What this task involves:
Of all the lines in the material, how many include the word "square"? Reply with the number alone.

Figure collection entries:
>>>>

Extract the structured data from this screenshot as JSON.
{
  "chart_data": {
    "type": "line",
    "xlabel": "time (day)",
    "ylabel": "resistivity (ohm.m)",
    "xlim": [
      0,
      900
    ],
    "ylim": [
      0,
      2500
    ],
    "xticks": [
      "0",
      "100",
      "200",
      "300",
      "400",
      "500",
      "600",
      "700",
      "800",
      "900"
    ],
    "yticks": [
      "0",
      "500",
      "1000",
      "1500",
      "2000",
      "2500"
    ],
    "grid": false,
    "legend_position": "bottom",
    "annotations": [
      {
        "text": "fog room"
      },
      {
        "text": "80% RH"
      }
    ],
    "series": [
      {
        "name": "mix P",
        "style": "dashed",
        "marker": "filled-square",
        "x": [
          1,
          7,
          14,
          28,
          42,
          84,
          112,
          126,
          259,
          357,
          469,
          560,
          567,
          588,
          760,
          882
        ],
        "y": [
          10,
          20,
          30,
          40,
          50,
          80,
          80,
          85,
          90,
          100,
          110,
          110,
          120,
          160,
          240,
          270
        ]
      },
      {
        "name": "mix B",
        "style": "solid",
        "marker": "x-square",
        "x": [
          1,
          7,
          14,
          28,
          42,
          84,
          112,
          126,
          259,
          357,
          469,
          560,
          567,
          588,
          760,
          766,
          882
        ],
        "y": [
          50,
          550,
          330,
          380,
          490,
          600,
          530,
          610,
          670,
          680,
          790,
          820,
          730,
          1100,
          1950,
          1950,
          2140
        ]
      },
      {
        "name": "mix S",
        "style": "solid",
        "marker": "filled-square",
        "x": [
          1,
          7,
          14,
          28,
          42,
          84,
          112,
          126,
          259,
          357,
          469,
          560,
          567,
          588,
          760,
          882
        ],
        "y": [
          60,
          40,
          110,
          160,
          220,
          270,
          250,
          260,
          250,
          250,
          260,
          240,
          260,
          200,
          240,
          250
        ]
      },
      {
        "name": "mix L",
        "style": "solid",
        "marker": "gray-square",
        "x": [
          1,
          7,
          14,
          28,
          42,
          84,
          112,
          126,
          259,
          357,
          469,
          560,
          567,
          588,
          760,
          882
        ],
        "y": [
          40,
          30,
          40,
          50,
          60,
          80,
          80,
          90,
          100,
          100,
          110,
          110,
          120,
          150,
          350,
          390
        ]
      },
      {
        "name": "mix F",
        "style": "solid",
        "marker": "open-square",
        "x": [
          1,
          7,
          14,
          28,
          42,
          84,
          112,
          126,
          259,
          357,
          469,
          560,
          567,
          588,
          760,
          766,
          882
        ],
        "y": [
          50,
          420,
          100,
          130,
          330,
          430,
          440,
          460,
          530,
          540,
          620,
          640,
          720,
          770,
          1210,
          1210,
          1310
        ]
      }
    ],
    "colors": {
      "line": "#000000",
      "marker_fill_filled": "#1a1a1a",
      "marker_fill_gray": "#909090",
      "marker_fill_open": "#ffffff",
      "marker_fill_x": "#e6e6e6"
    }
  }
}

<<<<

Exercise answer:
5